▶ _Do this_: Without the pictures, repeat the listing character for character.

▶ _Exercise input_:
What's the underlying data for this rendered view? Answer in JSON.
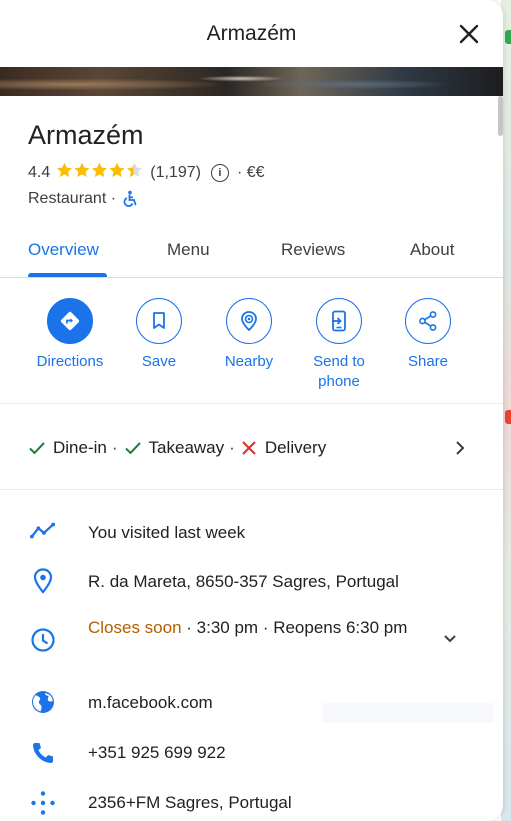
{
  "header": {
    "title": "Armazém"
  },
  "place": {
    "name": "Armazém",
    "rating": "4.4",
    "stars_value": 4.4,
    "review_count": "(1,197)",
    "price": "· €€",
    "category": "Restaurant ·"
  },
  "tabs": [
    {
      "label": "Overview",
      "active": true
    },
    {
      "label": "Menu",
      "active": false
    },
    {
      "label": "Reviews",
      "active": false
    },
    {
      "label": "About",
      "active": false
    }
  ],
  "actions": [
    {
      "label": "Directions",
      "icon": "directions-icon"
    },
    {
      "label": "Save",
      "icon": "bookmark-icon"
    },
    {
      "label": "Nearby",
      "icon": "nearby-icon"
    },
    {
      "label": "Send to phone",
      "icon": "send-to-phone-icon"
    },
    {
      "label": "Share",
      "icon": "share-icon"
    }
  ],
  "services": [
    {
      "label": "Dine-in",
      "available": true,
      "sep": "·"
    },
    {
      "label": "Takeaway",
      "available": true,
      "sep": "·"
    },
    {
      "label": "Delivery",
      "available": false,
      "sep": ""
    }
  ],
  "info": {
    "visited": "You visited last week",
    "address": "R. da Mareta, 8650-357 Sagres, Portugal",
    "hours_status": "Closes soon",
    "hours_rest": " · 3:30 pm · Reopens 6:30 pm",
    "website": "m.facebook.com",
    "phone": "+351 925 699 922",
    "plus_code": "2356+FM Sagres, Portugal"
  },
  "colors": {
    "accent": "#1a73e8",
    "star": "#fbbc04",
    "check": "#188038",
    "cross": "#d93025",
    "warning": "#b06000"
  }
}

▶ _Solution to the problem_:
What's the underlying data for this rendered view? Answer in JSON.
{
  "header": {
    "title": "Armazém"
  },
  "place": {
    "name": "Armazém",
    "rating": "4.4",
    "stars_value": 4.4,
    "review_count": "(1,197)",
    "price": "· €€",
    "category": "Restaurant ·"
  },
  "tabs": [
    {
      "label": "Overview",
      "active": true
    },
    {
      "label": "Menu",
      "active": false
    },
    {
      "label": "Reviews",
      "active": false
    },
    {
      "label": "About",
      "active": false
    }
  ],
  "actions": [
    {
      "label": "Directions",
      "icon": "directions-icon"
    },
    {
      "label": "Save",
      "icon": "bookmark-icon"
    },
    {
      "label": "Nearby",
      "icon": "nearby-icon"
    },
    {
      "label": "Send to phone",
      "icon": "send-to-phone-icon"
    },
    {
      "label": "Share",
      "icon": "share-icon"
    }
  ],
  "services": [
    {
      "label": "Dine-in",
      "available": true,
      "sep": "·"
    },
    {
      "label": "Takeaway",
      "available": true,
      "sep": "·"
    },
    {
      "label": "Delivery",
      "available": false,
      "sep": ""
    }
  ],
  "info": {
    "visited": "You visited last week",
    "address": "R. da Mareta, 8650-357 Sagres, Portugal",
    "hours_status": "Closes soon",
    "hours_rest": " · 3:30 pm · Reopens 6:30 pm",
    "website": "m.facebook.com",
    "phone": "+351 925 699 922",
    "plus_code": "2356+FM Sagres, Portugal"
  },
  "colors": {
    "accent": "#1a73e8",
    "star": "#fbbc04",
    "check": "#188038",
    "cross": "#d93025",
    "warning": "#b06000"
  }
}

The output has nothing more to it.